• **Given exercise**
Filter the data below for the string "Links" and copy each matching line.

Extracted data entries:

□ □ □ □ □

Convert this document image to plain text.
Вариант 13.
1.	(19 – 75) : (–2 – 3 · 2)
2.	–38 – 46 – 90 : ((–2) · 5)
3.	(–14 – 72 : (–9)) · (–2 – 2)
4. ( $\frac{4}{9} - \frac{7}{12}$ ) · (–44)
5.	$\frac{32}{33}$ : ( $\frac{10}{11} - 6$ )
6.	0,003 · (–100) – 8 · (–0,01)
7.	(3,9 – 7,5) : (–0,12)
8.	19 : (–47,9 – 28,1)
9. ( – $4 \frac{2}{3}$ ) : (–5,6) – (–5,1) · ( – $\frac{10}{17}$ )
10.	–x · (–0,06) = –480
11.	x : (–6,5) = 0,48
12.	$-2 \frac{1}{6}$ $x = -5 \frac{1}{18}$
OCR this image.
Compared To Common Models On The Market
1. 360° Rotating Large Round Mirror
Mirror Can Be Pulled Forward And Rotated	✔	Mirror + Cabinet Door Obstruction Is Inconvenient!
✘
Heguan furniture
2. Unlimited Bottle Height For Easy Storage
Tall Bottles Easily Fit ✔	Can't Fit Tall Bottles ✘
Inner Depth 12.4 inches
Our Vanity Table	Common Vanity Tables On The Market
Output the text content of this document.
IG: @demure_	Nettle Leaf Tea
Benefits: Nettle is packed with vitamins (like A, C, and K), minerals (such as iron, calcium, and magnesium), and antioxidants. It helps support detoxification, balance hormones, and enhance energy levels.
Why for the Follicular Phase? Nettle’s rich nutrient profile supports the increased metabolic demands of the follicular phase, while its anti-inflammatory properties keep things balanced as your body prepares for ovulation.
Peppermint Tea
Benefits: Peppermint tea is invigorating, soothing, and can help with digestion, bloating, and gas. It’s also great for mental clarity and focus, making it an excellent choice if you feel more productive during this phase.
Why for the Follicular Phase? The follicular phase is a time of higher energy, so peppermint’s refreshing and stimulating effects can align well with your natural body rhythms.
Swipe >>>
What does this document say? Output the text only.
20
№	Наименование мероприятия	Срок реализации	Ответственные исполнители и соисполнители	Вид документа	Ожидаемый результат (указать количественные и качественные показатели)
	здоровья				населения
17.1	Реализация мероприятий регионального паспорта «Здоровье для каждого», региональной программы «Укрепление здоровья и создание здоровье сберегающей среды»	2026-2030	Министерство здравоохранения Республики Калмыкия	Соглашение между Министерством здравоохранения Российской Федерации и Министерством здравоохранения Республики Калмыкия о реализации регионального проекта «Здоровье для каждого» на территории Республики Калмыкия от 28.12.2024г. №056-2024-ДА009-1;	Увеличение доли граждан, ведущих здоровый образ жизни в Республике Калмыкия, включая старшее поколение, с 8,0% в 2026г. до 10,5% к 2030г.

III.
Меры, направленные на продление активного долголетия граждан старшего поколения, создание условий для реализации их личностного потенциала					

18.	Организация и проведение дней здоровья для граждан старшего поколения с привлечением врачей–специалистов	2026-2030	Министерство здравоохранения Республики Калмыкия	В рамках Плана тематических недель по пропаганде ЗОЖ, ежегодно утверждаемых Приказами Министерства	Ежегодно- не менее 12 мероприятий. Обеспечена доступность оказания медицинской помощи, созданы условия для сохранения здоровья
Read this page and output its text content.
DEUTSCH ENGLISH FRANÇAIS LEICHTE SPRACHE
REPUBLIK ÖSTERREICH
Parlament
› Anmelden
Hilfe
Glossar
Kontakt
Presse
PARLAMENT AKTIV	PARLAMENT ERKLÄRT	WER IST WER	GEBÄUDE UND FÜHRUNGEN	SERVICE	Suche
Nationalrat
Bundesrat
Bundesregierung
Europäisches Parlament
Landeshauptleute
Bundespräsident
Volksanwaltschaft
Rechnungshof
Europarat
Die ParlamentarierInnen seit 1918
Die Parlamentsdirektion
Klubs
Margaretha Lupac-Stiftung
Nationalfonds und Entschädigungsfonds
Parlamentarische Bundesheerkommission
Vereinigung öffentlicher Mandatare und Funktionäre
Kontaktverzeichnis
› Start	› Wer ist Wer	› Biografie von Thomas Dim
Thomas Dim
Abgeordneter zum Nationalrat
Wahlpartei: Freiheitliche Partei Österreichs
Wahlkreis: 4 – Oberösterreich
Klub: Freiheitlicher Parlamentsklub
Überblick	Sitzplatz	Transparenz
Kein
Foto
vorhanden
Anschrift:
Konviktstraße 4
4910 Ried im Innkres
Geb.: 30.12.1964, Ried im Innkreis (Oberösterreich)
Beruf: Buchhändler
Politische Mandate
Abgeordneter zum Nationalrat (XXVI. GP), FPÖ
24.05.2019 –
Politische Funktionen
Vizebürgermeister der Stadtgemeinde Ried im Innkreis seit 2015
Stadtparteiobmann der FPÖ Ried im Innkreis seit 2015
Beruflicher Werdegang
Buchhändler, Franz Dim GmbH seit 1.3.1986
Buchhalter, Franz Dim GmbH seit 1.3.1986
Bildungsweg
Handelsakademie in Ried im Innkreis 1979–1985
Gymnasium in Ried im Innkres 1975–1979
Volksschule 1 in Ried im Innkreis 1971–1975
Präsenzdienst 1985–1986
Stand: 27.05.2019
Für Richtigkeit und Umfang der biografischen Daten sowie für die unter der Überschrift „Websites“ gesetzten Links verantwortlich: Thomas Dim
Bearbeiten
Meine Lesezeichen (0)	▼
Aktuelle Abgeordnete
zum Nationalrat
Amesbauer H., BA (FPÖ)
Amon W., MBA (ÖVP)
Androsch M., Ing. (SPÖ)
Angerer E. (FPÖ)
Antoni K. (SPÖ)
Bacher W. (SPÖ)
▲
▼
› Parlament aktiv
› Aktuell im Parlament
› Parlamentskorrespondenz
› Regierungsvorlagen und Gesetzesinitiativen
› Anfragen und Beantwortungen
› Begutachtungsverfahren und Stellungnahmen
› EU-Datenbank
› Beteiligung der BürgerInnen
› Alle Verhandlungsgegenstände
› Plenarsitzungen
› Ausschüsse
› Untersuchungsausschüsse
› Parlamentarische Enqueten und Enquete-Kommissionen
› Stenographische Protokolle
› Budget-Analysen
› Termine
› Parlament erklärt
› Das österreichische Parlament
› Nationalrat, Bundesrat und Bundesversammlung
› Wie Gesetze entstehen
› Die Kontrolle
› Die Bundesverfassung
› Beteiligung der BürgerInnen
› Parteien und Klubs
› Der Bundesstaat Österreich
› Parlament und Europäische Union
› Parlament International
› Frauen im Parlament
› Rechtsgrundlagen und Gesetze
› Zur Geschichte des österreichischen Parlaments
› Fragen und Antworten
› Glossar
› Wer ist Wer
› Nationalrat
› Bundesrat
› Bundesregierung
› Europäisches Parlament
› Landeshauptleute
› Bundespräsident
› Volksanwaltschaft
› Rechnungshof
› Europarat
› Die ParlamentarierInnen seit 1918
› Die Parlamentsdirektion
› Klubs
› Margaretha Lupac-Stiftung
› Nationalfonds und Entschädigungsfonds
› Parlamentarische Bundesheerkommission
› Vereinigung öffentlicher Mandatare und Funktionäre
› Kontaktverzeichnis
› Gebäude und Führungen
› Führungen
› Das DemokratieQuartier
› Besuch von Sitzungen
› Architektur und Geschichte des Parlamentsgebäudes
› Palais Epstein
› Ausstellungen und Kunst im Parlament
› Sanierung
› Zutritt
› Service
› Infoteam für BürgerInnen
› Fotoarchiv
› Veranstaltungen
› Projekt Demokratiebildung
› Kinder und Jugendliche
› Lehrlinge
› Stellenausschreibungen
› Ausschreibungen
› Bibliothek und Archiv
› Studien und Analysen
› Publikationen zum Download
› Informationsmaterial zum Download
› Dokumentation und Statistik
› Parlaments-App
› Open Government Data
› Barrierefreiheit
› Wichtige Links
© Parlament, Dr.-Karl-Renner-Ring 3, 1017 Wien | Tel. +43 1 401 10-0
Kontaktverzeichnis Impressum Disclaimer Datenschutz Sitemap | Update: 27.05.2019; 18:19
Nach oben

□ □ □ □ □

• **Answer**
Für Richtigkeit und Umfang der biografischen Daten sowie für die unter der Überschrift „Websites“ gesetzten Links verantwortlich: Thomas Dim
› Wichtige Links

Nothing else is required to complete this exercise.